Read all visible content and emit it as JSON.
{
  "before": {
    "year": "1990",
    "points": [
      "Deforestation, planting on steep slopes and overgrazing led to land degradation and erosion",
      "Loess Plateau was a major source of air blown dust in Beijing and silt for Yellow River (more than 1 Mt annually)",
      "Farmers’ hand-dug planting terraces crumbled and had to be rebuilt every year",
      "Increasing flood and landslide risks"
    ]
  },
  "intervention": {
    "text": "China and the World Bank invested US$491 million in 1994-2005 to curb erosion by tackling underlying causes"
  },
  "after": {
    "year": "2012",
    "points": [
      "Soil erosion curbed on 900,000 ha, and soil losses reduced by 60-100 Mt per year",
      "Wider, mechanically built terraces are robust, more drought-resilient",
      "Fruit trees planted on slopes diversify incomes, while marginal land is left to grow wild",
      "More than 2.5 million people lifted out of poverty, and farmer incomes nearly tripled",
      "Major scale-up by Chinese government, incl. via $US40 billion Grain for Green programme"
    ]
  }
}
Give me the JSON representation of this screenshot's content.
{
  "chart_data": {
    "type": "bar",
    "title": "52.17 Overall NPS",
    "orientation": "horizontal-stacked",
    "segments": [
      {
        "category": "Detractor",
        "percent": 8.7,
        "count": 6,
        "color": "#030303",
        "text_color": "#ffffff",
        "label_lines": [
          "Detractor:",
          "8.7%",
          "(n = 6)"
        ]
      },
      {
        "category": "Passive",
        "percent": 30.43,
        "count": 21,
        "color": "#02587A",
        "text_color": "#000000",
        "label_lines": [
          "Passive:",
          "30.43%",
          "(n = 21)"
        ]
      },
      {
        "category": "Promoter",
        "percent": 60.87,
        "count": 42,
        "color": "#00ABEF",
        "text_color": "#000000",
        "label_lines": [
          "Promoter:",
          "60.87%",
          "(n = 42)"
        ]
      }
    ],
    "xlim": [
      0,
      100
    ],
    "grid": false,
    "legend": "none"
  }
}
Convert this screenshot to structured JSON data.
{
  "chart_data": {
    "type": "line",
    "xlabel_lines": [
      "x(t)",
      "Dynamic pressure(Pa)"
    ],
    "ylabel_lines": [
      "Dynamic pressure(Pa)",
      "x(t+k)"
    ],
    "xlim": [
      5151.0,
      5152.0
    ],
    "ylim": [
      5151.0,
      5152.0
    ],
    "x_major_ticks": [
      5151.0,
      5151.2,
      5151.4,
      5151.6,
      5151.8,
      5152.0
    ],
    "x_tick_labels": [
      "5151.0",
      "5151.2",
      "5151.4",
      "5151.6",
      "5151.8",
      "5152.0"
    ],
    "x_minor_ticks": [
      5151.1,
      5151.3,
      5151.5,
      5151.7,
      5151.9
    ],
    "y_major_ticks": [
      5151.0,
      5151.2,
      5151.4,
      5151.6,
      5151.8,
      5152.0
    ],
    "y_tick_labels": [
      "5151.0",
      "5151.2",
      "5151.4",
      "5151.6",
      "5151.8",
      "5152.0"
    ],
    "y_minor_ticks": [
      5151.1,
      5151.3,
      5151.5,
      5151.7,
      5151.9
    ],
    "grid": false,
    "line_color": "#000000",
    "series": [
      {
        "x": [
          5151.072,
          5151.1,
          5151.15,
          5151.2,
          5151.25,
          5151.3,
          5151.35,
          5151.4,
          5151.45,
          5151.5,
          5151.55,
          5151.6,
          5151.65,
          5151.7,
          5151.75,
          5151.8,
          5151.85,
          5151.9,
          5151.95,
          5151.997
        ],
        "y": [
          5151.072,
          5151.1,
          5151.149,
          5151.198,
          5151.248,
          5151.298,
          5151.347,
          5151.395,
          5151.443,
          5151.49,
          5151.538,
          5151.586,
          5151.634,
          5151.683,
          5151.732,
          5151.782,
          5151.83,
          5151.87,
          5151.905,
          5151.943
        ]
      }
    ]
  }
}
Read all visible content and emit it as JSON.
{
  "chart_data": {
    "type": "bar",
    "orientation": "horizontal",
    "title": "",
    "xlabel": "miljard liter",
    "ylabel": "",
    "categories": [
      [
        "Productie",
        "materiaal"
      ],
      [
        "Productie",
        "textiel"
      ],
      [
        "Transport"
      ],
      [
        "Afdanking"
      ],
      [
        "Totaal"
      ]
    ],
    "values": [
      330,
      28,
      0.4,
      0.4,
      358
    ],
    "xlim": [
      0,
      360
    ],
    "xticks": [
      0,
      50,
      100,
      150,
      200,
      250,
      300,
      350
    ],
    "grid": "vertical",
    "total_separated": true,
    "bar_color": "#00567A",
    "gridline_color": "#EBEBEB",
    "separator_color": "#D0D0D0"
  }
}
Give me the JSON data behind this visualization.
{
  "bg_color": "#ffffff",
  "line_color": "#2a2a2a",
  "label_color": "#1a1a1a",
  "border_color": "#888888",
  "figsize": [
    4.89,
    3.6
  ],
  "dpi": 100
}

####

-- GIVEN TASK --
Reply with nothing but the number of lines in the data above that contain "planting".

-- TASK RESPONSE --
2